■ **Aim**: Show, in full, each line of the data that contains "Systems".

======== Record list ========

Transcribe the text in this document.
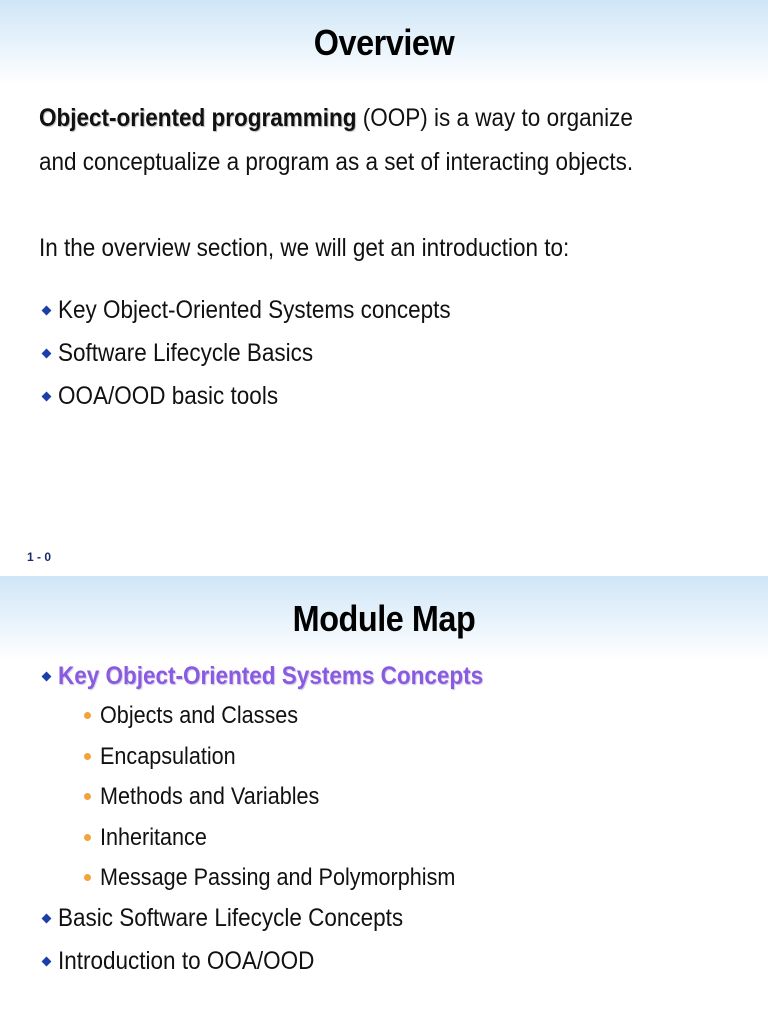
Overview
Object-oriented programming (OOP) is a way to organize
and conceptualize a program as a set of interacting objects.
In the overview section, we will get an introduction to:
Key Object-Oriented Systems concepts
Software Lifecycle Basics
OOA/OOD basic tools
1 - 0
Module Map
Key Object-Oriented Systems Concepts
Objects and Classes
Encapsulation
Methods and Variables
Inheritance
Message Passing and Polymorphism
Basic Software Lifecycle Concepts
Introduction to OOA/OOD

========
======== Record list ========

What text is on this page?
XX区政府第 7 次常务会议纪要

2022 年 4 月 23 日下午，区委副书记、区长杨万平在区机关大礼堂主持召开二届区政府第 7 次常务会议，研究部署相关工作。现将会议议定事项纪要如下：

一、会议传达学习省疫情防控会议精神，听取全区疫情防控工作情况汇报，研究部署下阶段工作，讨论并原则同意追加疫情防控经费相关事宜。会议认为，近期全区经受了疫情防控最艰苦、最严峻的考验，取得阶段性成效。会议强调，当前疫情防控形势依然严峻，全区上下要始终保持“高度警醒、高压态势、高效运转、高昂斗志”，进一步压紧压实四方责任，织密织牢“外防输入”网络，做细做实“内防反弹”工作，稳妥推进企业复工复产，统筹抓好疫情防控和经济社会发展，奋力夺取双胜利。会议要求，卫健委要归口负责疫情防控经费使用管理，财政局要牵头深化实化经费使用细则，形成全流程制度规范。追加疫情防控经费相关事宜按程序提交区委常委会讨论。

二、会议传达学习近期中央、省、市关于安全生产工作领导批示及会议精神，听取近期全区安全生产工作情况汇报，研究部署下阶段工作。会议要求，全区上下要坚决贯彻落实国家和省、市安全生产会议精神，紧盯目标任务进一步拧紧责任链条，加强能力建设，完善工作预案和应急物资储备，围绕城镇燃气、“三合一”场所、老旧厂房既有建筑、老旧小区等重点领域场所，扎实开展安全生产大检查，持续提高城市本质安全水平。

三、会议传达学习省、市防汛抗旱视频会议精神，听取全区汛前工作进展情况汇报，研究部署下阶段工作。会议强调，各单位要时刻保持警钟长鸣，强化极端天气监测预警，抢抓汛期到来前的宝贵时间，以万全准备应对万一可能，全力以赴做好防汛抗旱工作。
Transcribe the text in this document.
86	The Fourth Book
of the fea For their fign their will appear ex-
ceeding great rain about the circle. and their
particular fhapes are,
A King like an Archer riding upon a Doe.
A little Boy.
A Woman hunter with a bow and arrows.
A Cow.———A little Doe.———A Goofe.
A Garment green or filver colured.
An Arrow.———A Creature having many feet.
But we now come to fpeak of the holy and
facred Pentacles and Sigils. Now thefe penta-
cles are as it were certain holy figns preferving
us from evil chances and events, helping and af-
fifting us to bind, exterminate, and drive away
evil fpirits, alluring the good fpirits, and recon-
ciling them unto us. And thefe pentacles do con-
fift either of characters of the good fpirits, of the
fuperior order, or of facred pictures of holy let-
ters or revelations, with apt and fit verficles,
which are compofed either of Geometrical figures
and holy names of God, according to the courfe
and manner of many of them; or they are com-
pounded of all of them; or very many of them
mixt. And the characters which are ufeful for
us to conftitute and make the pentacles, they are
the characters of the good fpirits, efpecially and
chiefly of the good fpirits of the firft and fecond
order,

========

■ **Solution for this task**:
Key Object-Oriented Systems concepts
Key Object-Oriented Systems Concepts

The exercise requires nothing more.